> _Goal of the exercise_
Reproduce every line in the entries below verbatim.

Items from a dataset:
------------------------------------------------------------
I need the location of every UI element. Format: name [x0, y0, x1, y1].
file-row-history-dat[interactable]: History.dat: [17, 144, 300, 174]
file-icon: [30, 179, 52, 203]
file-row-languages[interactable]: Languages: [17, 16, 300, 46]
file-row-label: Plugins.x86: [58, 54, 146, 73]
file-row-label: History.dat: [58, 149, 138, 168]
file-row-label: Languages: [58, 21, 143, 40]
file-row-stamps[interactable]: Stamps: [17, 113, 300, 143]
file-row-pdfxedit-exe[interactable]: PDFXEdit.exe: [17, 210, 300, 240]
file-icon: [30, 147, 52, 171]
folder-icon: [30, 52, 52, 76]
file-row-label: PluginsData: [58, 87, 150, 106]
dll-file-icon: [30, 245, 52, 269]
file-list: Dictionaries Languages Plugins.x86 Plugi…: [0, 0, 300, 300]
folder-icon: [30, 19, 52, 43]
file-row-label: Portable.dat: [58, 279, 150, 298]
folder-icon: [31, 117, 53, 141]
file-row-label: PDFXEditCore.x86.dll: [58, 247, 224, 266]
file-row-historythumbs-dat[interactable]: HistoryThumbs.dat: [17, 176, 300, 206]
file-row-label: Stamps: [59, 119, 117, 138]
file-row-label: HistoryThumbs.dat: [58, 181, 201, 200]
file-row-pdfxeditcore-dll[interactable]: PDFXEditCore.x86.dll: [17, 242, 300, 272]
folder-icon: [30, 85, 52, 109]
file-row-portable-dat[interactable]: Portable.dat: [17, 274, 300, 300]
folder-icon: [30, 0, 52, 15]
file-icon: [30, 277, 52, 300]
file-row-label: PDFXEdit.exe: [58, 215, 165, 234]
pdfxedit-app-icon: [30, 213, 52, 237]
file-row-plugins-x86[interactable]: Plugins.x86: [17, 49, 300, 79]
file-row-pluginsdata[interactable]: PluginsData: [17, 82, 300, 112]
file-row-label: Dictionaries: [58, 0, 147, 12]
------------------------------------------------------------
> _Expected answer_
I need the location of every UI element. Format: name [x0, y0, x1, y1].
file-row-history-dat[interactable]: History.dat: [17, 144, 300, 174]
file-icon: [30, 179, 52, 203]
file-row-languages[interactable]: Languages: [17, 16, 300, 46]
file-row-label: Plugins.x86: [58, 54, 146, 73]
file-row-label: History.dat: [58, 149, 138, 168]
file-row-label: Languages: [58, 21, 143, 40]
file-row-stamps[interactable]: Stamps: [17, 113, 300, 143]
file-row-pdfxedit-exe[interactable]: PDFXEdit.exe: [17, 210, 300, 240]
file-icon: [30, 147, 52, 171]
folder-icon: [30, 52, 52, 76]
file-row-label: PluginsData: [58, 87, 150, 106]
dll-file-icon: [30, 245, 52, 269]
file-list: Dictionaries Languages Plugins.x86 Plugi…: [0, 0, 300, 300]
folder-icon: [30, 19, 52, 43]
file-row-label: Portable.dat: [58, 279, 150, 298]
folder-icon: [31, 117, 53, 141]
file-row-label: PDFXEditCore.x86.dll: [58, 247, 224, 266]
file-row-historythumbs-dat[interactable]: HistoryThumbs.dat: [17, 176, 300, 206]
file-row-label: Stamps: [59, 119, 117, 138]
file-row-label: HistoryThumbs.dat: [58, 181, 201, 200]
file-row-pdfxeditcore-dll[interactable]: PDFXEditCore.x86.dll: [17, 242, 300, 272]
folder-icon: [30, 85, 52, 109]
file-row-portable-dat[interactable]: Portable.dat: [17, 274, 300, 300]
folder-icon: [30, 0, 52, 15]
file-icon: [30, 277, 52, 300]
file-row-label: PDFXEdit.exe: [58, 215, 165, 234]
pdfxedit-app-icon: [30, 213, 52, 237]
file-row-plugins-x86[interactable]: Plugins.x86: [17, 49, 300, 79]
file-row-pluginsdata[interactable]: PluginsData: [17, 82, 300, 112]
file-row-label: Dictionaries: [58, 0, 147, 12]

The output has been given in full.